WHAT THE TASK ASKS: Send back all of the records, each one exactly as written.
'''
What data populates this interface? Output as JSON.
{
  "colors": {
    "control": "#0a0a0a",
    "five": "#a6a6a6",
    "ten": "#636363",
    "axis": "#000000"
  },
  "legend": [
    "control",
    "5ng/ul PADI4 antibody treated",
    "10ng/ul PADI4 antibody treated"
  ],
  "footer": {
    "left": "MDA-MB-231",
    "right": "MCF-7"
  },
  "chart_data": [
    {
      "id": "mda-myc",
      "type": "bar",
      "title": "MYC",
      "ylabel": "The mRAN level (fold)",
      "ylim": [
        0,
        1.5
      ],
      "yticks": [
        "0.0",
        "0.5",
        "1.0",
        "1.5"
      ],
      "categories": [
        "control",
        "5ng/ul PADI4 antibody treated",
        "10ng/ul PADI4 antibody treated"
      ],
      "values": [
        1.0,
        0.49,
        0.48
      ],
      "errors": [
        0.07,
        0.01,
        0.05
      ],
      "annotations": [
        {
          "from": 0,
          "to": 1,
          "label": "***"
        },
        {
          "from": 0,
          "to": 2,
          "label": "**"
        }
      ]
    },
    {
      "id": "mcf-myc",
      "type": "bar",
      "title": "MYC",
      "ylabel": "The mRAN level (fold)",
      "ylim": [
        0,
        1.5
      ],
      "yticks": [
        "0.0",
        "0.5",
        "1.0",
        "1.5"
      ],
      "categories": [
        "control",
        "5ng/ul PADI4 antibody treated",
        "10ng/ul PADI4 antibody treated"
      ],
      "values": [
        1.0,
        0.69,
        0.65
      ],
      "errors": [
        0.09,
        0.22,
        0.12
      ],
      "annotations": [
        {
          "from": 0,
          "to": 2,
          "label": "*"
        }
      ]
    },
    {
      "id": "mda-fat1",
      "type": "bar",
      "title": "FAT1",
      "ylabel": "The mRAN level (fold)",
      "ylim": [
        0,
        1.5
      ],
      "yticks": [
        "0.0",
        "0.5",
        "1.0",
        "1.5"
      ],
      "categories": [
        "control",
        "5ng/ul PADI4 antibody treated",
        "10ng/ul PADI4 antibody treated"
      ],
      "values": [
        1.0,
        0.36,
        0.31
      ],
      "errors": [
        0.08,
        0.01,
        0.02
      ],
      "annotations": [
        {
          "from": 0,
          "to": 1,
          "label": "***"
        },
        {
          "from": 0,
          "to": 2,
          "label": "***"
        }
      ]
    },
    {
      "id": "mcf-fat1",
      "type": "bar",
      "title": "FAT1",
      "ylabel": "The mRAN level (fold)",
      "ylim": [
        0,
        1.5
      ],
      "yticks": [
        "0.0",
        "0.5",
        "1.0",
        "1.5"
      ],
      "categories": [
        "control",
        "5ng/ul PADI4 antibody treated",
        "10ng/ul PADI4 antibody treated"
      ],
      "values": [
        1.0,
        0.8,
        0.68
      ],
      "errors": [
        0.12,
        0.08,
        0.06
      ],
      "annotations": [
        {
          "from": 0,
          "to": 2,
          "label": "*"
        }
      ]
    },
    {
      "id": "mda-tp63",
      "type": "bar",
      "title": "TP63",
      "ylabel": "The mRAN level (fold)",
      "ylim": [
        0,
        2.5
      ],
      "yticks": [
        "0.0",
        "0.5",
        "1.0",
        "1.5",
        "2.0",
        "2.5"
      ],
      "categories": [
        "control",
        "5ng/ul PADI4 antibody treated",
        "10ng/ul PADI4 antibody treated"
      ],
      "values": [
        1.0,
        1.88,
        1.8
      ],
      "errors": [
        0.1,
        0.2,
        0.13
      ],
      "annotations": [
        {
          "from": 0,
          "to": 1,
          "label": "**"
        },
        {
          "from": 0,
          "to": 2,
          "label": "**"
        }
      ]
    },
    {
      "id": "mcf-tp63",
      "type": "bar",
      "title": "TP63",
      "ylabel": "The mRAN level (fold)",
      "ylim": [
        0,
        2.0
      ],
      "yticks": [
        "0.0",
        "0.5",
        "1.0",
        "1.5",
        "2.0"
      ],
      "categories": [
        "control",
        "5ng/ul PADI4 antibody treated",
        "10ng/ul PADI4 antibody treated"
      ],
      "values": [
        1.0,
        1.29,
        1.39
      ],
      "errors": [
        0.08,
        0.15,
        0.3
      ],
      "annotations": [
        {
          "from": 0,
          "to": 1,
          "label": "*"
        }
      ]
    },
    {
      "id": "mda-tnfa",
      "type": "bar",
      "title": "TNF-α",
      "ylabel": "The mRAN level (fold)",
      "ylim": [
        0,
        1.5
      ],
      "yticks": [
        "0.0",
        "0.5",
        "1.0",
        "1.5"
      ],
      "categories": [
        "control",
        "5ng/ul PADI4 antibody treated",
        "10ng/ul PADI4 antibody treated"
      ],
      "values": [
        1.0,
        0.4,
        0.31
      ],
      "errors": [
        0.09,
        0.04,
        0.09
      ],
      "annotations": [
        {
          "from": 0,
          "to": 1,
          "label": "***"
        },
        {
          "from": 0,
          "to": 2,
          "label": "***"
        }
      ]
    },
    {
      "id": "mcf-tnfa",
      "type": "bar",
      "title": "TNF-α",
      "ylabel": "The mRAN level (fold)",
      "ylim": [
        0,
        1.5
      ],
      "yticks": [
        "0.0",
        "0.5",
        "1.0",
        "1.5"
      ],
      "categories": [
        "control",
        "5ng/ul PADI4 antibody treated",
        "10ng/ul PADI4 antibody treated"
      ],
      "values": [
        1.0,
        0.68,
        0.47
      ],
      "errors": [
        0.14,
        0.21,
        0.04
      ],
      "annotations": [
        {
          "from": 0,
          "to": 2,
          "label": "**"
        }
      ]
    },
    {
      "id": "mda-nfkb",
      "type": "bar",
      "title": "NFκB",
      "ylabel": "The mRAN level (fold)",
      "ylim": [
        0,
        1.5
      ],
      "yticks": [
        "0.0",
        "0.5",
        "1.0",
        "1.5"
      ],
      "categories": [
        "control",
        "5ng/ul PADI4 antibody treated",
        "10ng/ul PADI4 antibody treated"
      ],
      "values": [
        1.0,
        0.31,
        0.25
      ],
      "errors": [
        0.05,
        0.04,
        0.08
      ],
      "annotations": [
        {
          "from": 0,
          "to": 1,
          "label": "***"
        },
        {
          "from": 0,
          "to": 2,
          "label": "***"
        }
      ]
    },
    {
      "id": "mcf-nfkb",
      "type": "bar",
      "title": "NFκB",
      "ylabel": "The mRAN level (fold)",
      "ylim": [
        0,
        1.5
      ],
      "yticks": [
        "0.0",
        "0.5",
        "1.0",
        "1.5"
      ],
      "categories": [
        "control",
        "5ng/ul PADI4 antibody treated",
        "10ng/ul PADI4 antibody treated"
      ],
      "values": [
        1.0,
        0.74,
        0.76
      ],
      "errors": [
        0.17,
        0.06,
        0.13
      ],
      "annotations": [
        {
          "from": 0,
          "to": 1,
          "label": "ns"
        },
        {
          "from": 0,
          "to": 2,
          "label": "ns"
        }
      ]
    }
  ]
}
'''
ANSWER TO THE EXERCISE:
What data populates this interface? Output as JSON.
{
  "colors": {
    "control": "#0a0a0a",
    "five": "#a6a6a6",
    "ten": "#636363",
    "axis": "#000000"
  },
  "legend": [
    "control",
    "5ng/ul PADI4 antibody treated",
    "10ng/ul PADI4 antibody treated"
  ],
  "footer": {
    "left": "MDA-MB-231",
    "right": "MCF-7"
  },
  "chart_data": [
    {
      "id": "mda-myc",
      "type": "bar",
      "title": "MYC",
      "ylabel": "The mRAN level (fold)",
      "ylim": [
        0,
        1.5
      ],
      "yticks": [
        "0.0",
        "0.5",
        "1.0",
        "1.5"
      ],
      "categories": [
        "control",
        "5ng/ul PADI4 antibody treated",
        "10ng/ul PADI4 antibody treated"
      ],
      "values": [
        1.0,
        0.49,
        0.48
      ],
      "errors": [
        0.07,
        0.01,
        0.05
      ],
      "annotations": [
        {
          "from": 0,
          "to": 1,
          "label": "***"
        },
        {
          "from": 0,
          "to": 2,
          "label": "**"
        }
      ]
    },
    {
      "id": "mcf-myc",
      "type": "bar",
      "title": "MYC",
      "ylabel": "The mRAN level (fold)",
      "ylim": [
        0,
        1.5
      ],
      "yticks": [
        "0.0",
        "0.5",
        "1.0",
        "1.5"
      ],
      "categories": [
        "control",
        "5ng/ul PADI4 antibody treated",
        "10ng/ul PADI4 antibody treated"
      ],
      "values": [
        1.0,
        0.69,
        0.65
      ],
      "errors": [
        0.09,
        0.22,
        0.12
      ],
      "annotations": [
        {
          "from": 0,
          "to": 2,
          "label": "*"
        }
      ]
    },
    {
      "id": "mda-fat1",
      "type": "bar",
      "title": "FAT1",
      "ylabel": "The mRAN level (fold)",
      "ylim": [
        0,
        1.5
      ],
      "yticks": [
        "0.0",
        "0.5",
        "1.0",
        "1.5"
      ],
      "categories": [
        "control",
        "5ng/ul PADI4 antibody treated",
        "10ng/ul PADI4 antibody treated"
      ],
      "values": [
        1.0,
        0.36,
        0.31
      ],
      "errors": [
        0.08,
        0.01,
        0.02
      ],
      "annotations": [
        {
          "from": 0,
          "to": 1,
          "label": "***"
        },
        {
          "from": 0,
          "to": 2,
          "label": "***"
        }
      ]
    },
    {
      "id": "mcf-fat1",
      "type": "bar",
      "title": "FAT1",
      "ylabel": "The mRAN level (fold)",
      "ylim": [
        0,
        1.5
      ],
      "yticks": [
        "0.0",
        "0.5",
        "1.0",
        "1.5"
      ],
      "categories": [
        "control",
        "5ng/ul PADI4 antibody treated",
        "10ng/ul PADI4 antibody treated"
      ],
      "values": [
        1.0,
        0.8,
        0.68
      ],
      "errors": [
        0.12,
        0.08,
        0.06
      ],
      "annotations": [
        {
          "from": 0,
          "to": 2,
          "label": "*"
        }
      ]
    },
    {
      "id": "mda-tp63",
      "type": "bar",
      "title": "TP63",
      "ylabel": "The mRAN level (fold)",
      "ylim": [
        0,
        2.5
      ],
      "yticks": [
        "0.0",
        "0.5",
        "1.0",
        "1.5",
        "2.0",
        "2.5"
      ],
      "categories": [
        "control",
        "5ng/ul PADI4 antibody treated",
        "10ng/ul PADI4 antibody treated"
      ],
      "values": [
        1.0,
        1.88,
        1.8
      ],
      "errors": [
        0.1,
        0.2,
        0.13
      ],
      "annotations": [
        {
          "from": 0,
          "to": 1,
          "label": "**"
        },
        {
          "from": 0,
          "to": 2,
          "label": "**"
        }
      ]
    },
    {
      "id": "mcf-tp63",
      "type": "bar",
      "title": "TP63",
      "ylabel": "The mRAN level (fold)",
      "ylim": [
        0,
        2.0
      ],
      "yticks": [
        "0.0",
        "0.5",
        "1.0",
        "1.5",
        "2.0"
      ],
      "categories": [
        "control",
        "5ng/ul PADI4 antibody treated",
        "10ng/ul PADI4 antibody treated"
      ],
      "values": [
        1.0,
        1.29,
        1.39
      ],
      "errors": [
        0.08,
        0.15,
        0.3
      ],
      "annotations": [
        {
          "from": 0,
          "to": 1,
          "label": "*"
        }
      ]
    },
    {
      "id": "mda-tnfa",
      "type": "bar",
      "title": "TNF-α",
      "ylabel": "The mRAN level (fold)",
      "ylim": [
        0,
        1.5
      ],
      "yticks": [
        "0.0",
        "0.5",
        "1.0",
        "1.5"
      ],
      "categories": [
        "control",
        "5ng/ul PADI4 antibody treated",
        "10ng/ul PADI4 antibody treated"
      ],
      "values": [
        1.0,
        0.4,
        0.31
      ],
      "errors": [
        0.09,
        0.04,
        0.09
      ],
      "annotations": [
        {
          "from": 0,
          "to": 1,
          "label": "***"
        },
        {
          "from": 0,
          "to": 2,
          "label": "***"
        }
      ]
    },
    {
      "id": "mcf-tnfa",
      "type": "bar",
      "title": "TNF-α",
      "ylabel": "The mRAN level (fold)",
      "ylim": [
        0,
        1.5
      ],
      "yticks": [
        "0.0",
        "0.5",
        "1.0",
        "1.5"
      ],
      "categories": [
        "control",
        "5ng/ul PADI4 antibody treated",
        "10ng/ul PADI4 antibody treated"
      ],
      "values": [
        1.0,
        0.68,
        0.47
      ],
      "errors": [
        0.14,
        0.21,
        0.04
      ],
      "annotations": [
        {
          "from": 0,
          "to": 2,
          "label": "**"
        }
      ]
    },
    {
      "id": "mda-nfkb",
      "type": "bar",
      "title": "NFκB",
      "ylabel": "The mRAN level (fold)",
      "ylim": [
        0,
        1.5
      ],
      "yticks": [
        "0.0",
        "0.5",
        "1.0",
        "1.5"
      ],
      "categories": [
        "control",
        "5ng/ul PADI4 antibody treated",
        "10ng/ul PADI4 antibody treated"
      ],
      "values": [
        1.0,
        0.31,
        0.25
      ],
      "errors": [
        0.05,
        0.04,
        0.08
      ],
      "annotations": [
        {
          "from": 0,
          "to": 1,
          "label": "***"
        },
        {
          "from": 0,
          "to": 2,
          "label": "***"
        }
      ]
    },
    {
      "id": "mcf-nfkb",
      "type": "bar",
      "title": "NFκB",
      "ylabel": "The mRAN level (fold)",
      "ylim": [
        0,
        1.5
      ],
      "yticks": [
        "0.0",
        "0.5",
        "1.0",
        "1.5"
      ],
      "categories": [
        "control",
        "5ng/ul PADI4 antibody treated",
        "10ng/ul PADI4 antibody treated"
      ],
      "values": [
        1.0,
        0.74,
        0.76
      ],
      "errors": [
        0.17,
        0.06,
        0.13
      ],
      "annotations": [
        {
          "from": 0,
          "to": 1,
          "label": "ns"
        },
        {
          "from": 0,
          "to": 2,
          "label": "ns"
        }
      ]
    }
  ]
}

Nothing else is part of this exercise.